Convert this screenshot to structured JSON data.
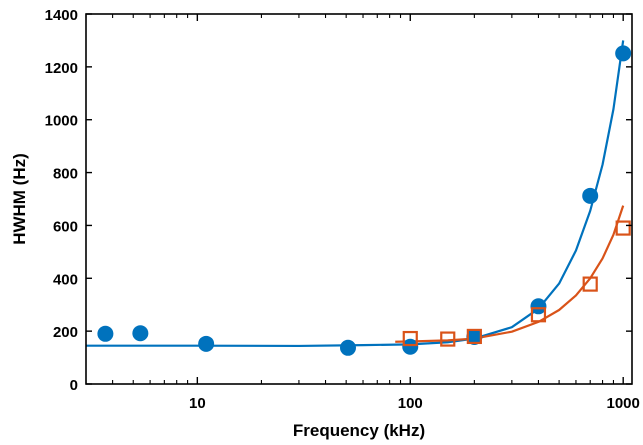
{
  "chart_data": {
    "type": "scatter",
    "title": "",
    "xlabel": "Frequency (kHz)",
    "ylabel": "HWHM (Hz)",
    "xscale": "log",
    "xlim": [
      3,
      1100
    ],
    "ylim": [
      0,
      1400
    ],
    "xticks": [
      10,
      100,
      1000
    ],
    "xtick_labels": [
      "10",
      "100",
      "1000"
    ],
    "yticks": [
      0,
      200,
      400,
      600,
      800,
      1000,
      1200,
      1400
    ],
    "ytick_labels": [
      "0",
      "200",
      "400",
      "600",
      "800",
      "1000",
      "1200",
      "1400"
    ],
    "grid": false,
    "legend": "none",
    "series": [
      {
        "marker": "filled-circle",
        "color": "#0072BD",
        "points": [
          {
            "x": 3.7,
            "y": 190
          },
          {
            "x": 5.4,
            "y": 192
          },
          {
            "x": 11,
            "y": 152
          },
          {
            "x": 51,
            "y": 137
          },
          {
            "x": 100,
            "y": 141
          },
          {
            "x": 200,
            "y": 178
          },
          {
            "x": 400,
            "y": 294
          },
          {
            "x": 700,
            "y": 712
          },
          {
            "x": 1000,
            "y": 1251
          }
        ],
        "fit": [
          {
            "x": 3,
            "y": 145
          },
          {
            "x": 10,
            "y": 145
          },
          {
            "x": 30,
            "y": 144
          },
          {
            "x": 60,
            "y": 147
          },
          {
            "x": 100,
            "y": 150
          },
          {
            "x": 150,
            "y": 158
          },
          {
            "x": 200,
            "y": 172
          },
          {
            "x": 300,
            "y": 215
          },
          {
            "x": 400,
            "y": 285
          },
          {
            "x": 500,
            "y": 380
          },
          {
            "x": 600,
            "y": 505
          },
          {
            "x": 700,
            "y": 655
          },
          {
            "x": 800,
            "y": 830
          },
          {
            "x": 900,
            "y": 1040
          },
          {
            "x": 1000,
            "y": 1300
          }
        ]
      },
      {
        "marker": "open-square",
        "color": "#D95319",
        "points": [
          {
            "x": 100,
            "y": 172
          },
          {
            "x": 150,
            "y": 170
          },
          {
            "x": 200,
            "y": 180
          },
          {
            "x": 400,
            "y": 262
          },
          {
            "x": 700,
            "y": 378
          },
          {
            "x": 1000,
            "y": 590
          }
        ],
        "fit": [
          {
            "x": 85,
            "y": 160
          },
          {
            "x": 100,
            "y": 161
          },
          {
            "x": 150,
            "y": 165
          },
          {
            "x": 200,
            "y": 172
          },
          {
            "x": 300,
            "y": 198
          },
          {
            "x": 400,
            "y": 235
          },
          {
            "x": 500,
            "y": 280
          },
          {
            "x": 600,
            "y": 335
          },
          {
            "x": 700,
            "y": 400
          },
          {
            "x": 800,
            "y": 475
          },
          {
            "x": 900,
            "y": 565
          },
          {
            "x": 1000,
            "y": 675
          }
        ]
      }
    ]
  }
}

Required task: Copy out every line that includes the word "marker".

Written response:
        "marker": "filled-circle",
        "marker": "open-square",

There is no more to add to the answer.